Check each line of the entries below for the string "JSON"; copy every line where it appears.

───

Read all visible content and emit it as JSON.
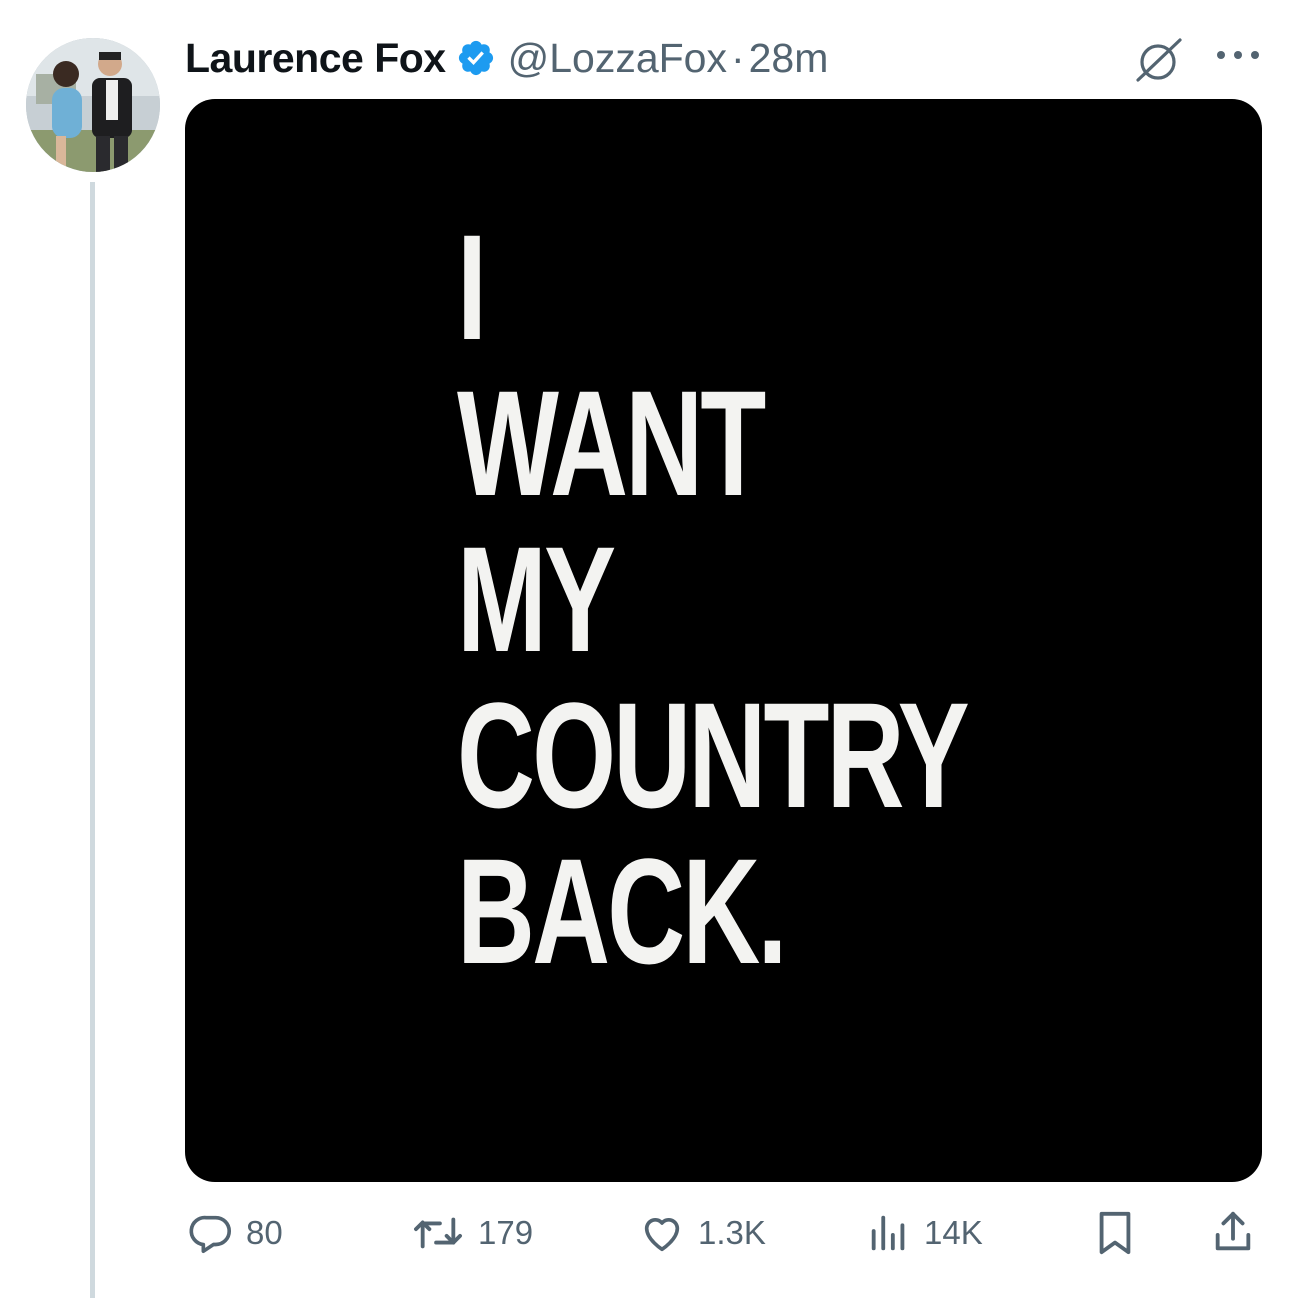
{
  "tweet": {
    "author_name": "Laurence Fox",
    "handle": "@LozzaFox",
    "separator": "·",
    "time": "28m",
    "verified": true,
    "verified_color": "#1d9bf0"
  },
  "media": {
    "text": "I\nWANT\nMY\nCOUNTRY\nBACK.",
    "background": "#000000",
    "text_color": "#f3f3f1"
  },
  "actions": {
    "replies": "80",
    "reposts": "179",
    "likes": "1.3K",
    "views": "14K"
  },
  "icons": {
    "header": [
      "grok-icon",
      "more-icon"
    ],
    "actions": [
      "reply-icon",
      "repost-icon",
      "like-icon",
      "views-icon",
      "bookmark-icon",
      "share-icon"
    ]
  }
}
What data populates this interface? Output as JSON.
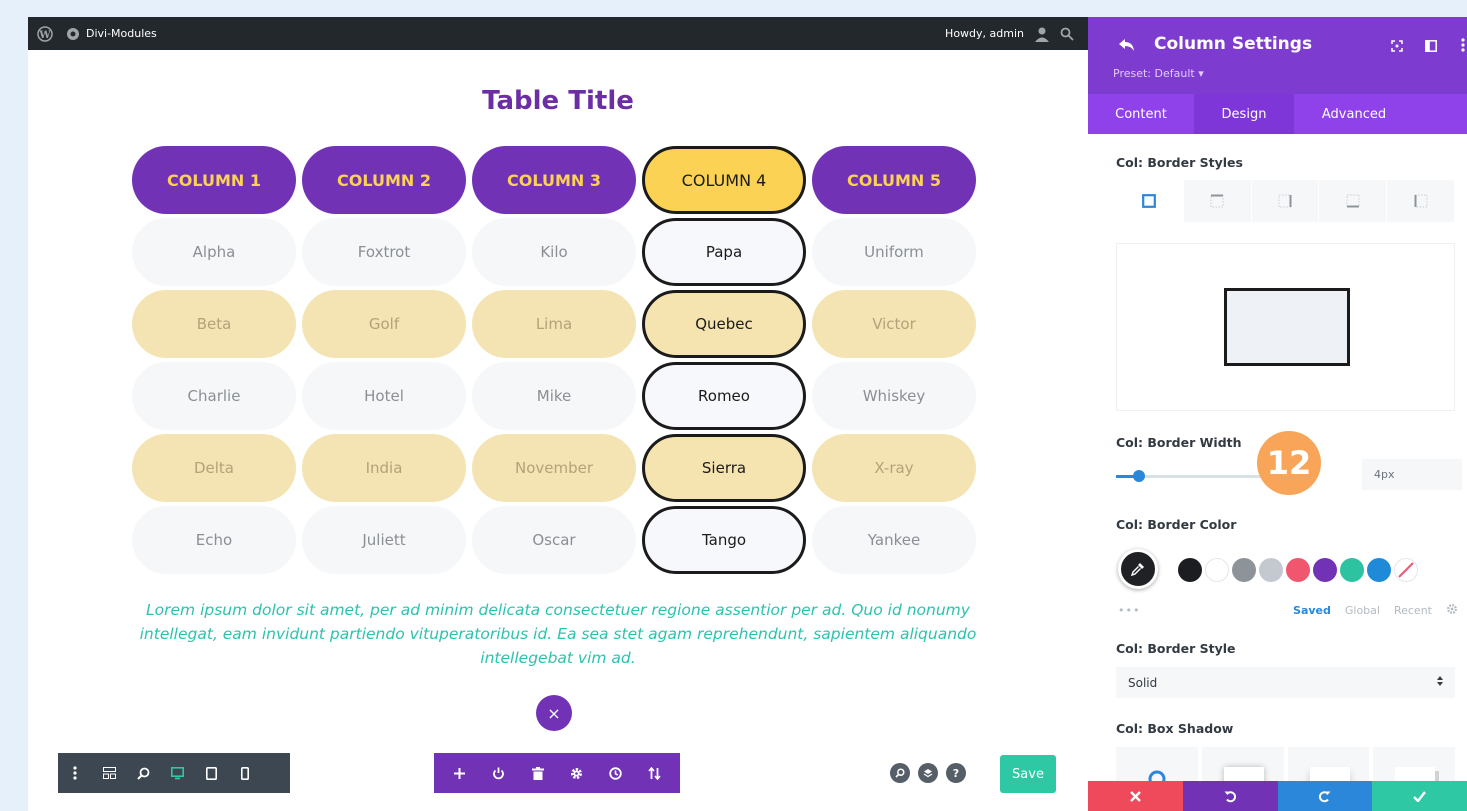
{
  "admin_bar": {
    "site_name": "Divi-Modules",
    "greeting": "Howdy, admin"
  },
  "canvas": {
    "table_title": "Table Title",
    "headers": [
      "COLUMN 1",
      "COLUMN 2",
      "COLUMN 3",
      "COLUMN 4",
      "COLUMN 5"
    ],
    "rows": [
      [
        "Alpha",
        "Foxtrot",
        "Kilo",
        "Papa",
        "Uniform"
      ],
      [
        "Beta",
        "Golf",
        "Lima",
        "Quebec",
        "Victor"
      ],
      [
        "Charlie",
        "Hotel",
        "Mike",
        "Romeo",
        "Whiskey"
      ],
      [
        "Delta",
        "India",
        "November",
        "Sierra",
        "X-ray"
      ],
      [
        "Echo",
        "Juliett",
        "Oscar",
        "Tango",
        "Yankee"
      ]
    ],
    "highlighted_column": 4,
    "lorem": "Lorem ipsum dolor sit amet, per ad minim delicata consectetuer regione assentior per ad. Quo id nonumy intellegat, eam invidunt partiendo vituperatoribus id. Ea sea stet agam reprehendunt, sapientem aliquando intellegebat vim ad.",
    "close_icon": "×"
  },
  "toolbars": {
    "left_icons": [
      "kebab-icon",
      "wireframe-icon",
      "zoom-icon",
      "desktop-icon",
      "tablet-icon",
      "phone-icon"
    ],
    "center_icons": [
      "add-icon",
      "power-icon",
      "trash-icon",
      "gear-icon",
      "history-icon",
      "sort-icon"
    ],
    "round_buttons": [
      "search",
      "layers",
      "?"
    ],
    "save_label": "Save"
  },
  "panel": {
    "title": "Column Settings",
    "preset": "Preset: Default ▾",
    "tabs": [
      "Content",
      "Design",
      "Advanced"
    ],
    "active_tab": "Design",
    "border_styles_label": "Col: Border Styles",
    "border_width_label": "Col: Border Width",
    "border_width_value": "4px",
    "border_width_fraction": 0.12,
    "badge": "12",
    "border_color_label": "Col: Border Color",
    "swatch_colors": [
      "#1b1d20",
      "#ffffff",
      "#8d9399",
      "#c3c9cf",
      "#f0566e",
      "#7132b6",
      "#2ec3a0",
      "#1f8ad8"
    ],
    "color_dots": "•••",
    "color_tabs": [
      "Saved",
      "Global",
      "Recent"
    ],
    "border_style_label": "Col: Border Style",
    "border_style_value": "Solid",
    "box_shadow_label": "Col: Box Shadow",
    "bottom_colors": [
      "#ef4a5c",
      "#7132b6",
      "#2b87da",
      "#2ec8a4"
    ]
  }
}
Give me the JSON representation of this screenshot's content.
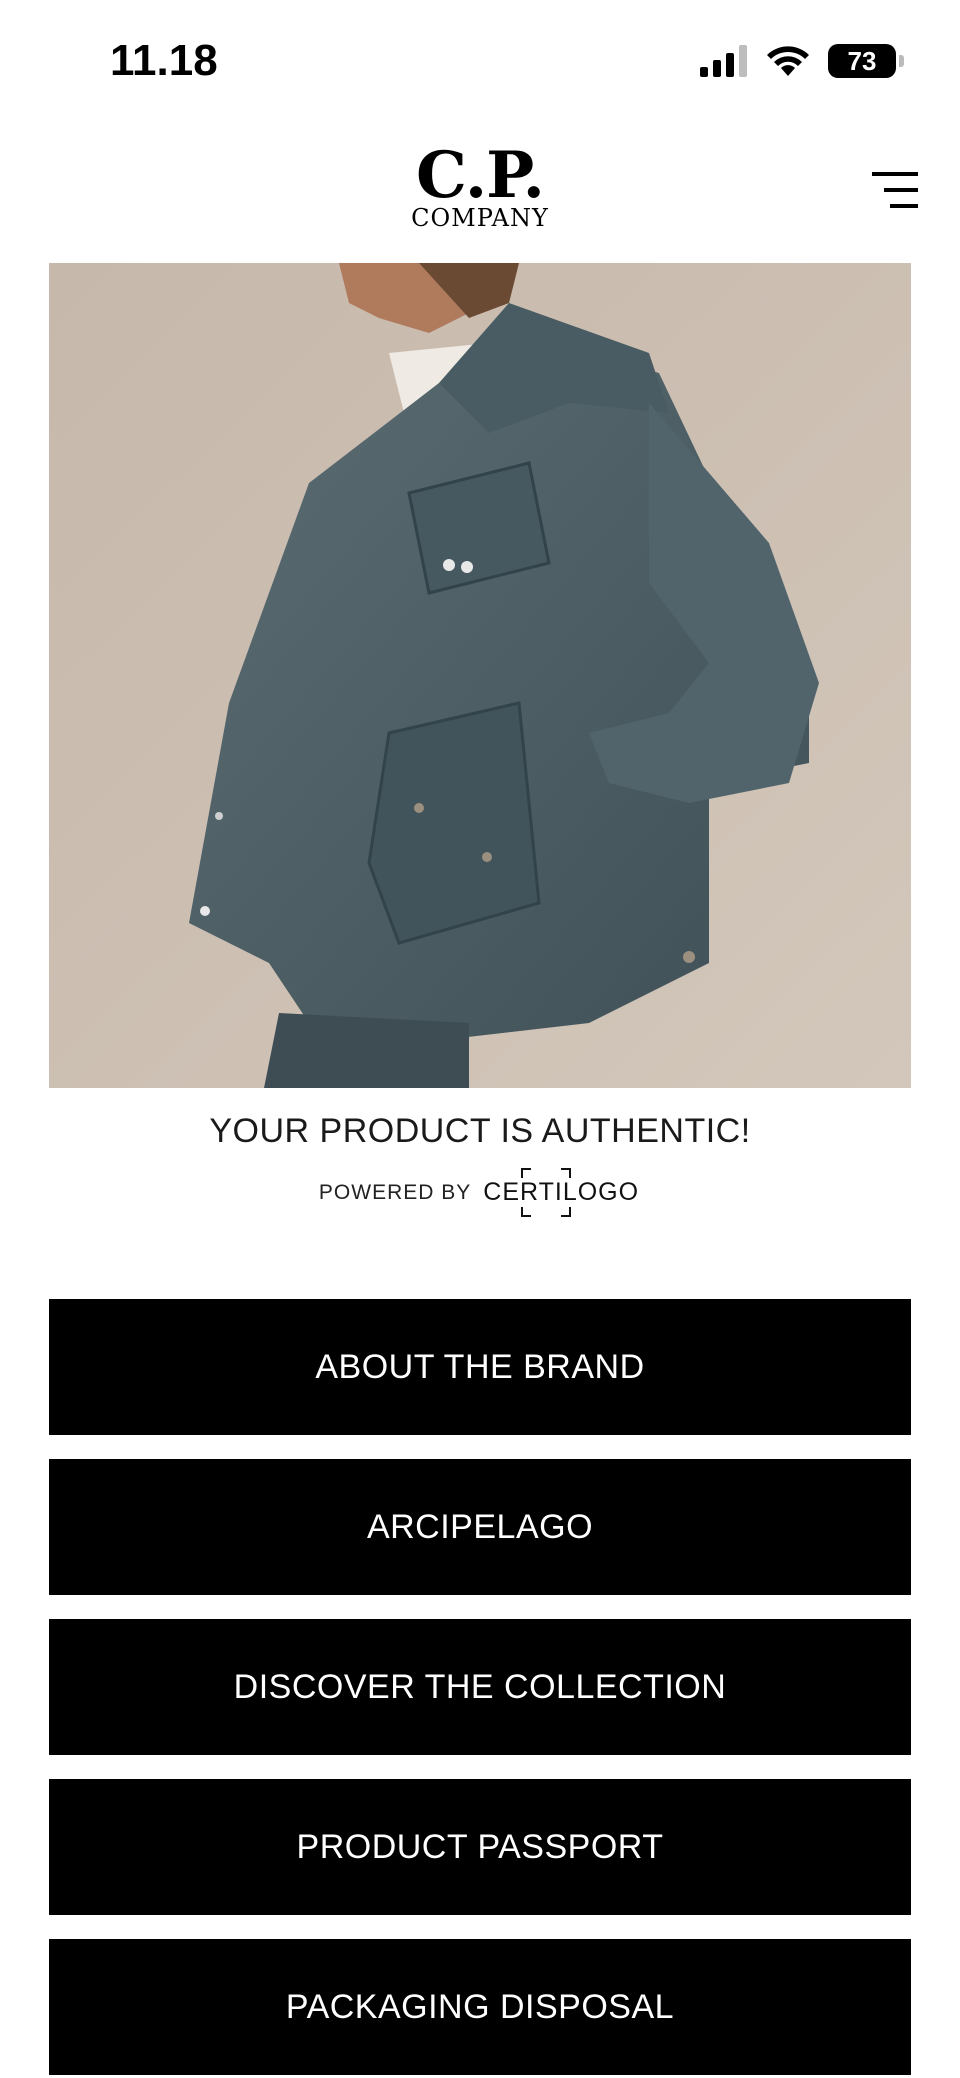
{
  "status_bar": {
    "time": "11.18",
    "battery": "73"
  },
  "header": {
    "logo_main": "C.P.",
    "logo_sub": "COMPANY"
  },
  "auth": {
    "title": "YOUR PRODUCT IS AUTHENTIC!",
    "powered_by": "POWERED BY",
    "provider": "CERTILOGO"
  },
  "buttons": [
    {
      "label": "ABOUT THE BRAND"
    },
    {
      "label": "ARCIPELAGO"
    },
    {
      "label": "DISCOVER THE COLLECTION"
    },
    {
      "label": "PRODUCT PASSPORT"
    },
    {
      "label": "PACKAGING DISPOSAL"
    }
  ],
  "icons": {
    "signal": "cellular-signal-icon",
    "wifi": "wifi-icon",
    "battery": "battery-icon",
    "menu": "hamburger-menu-icon"
  },
  "colors": {
    "button_bg": "#000000",
    "button_text": "#ffffff",
    "photo_backdrop": "#cbbfb3",
    "jacket": "#4e5f66"
  }
}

───

- _OUTPUT OF THE EXERCISE_
Read all visible content and emit it as JSON.
What data populates this interface? Output as JSON.
Give me the JSON representation of this screenshot's content.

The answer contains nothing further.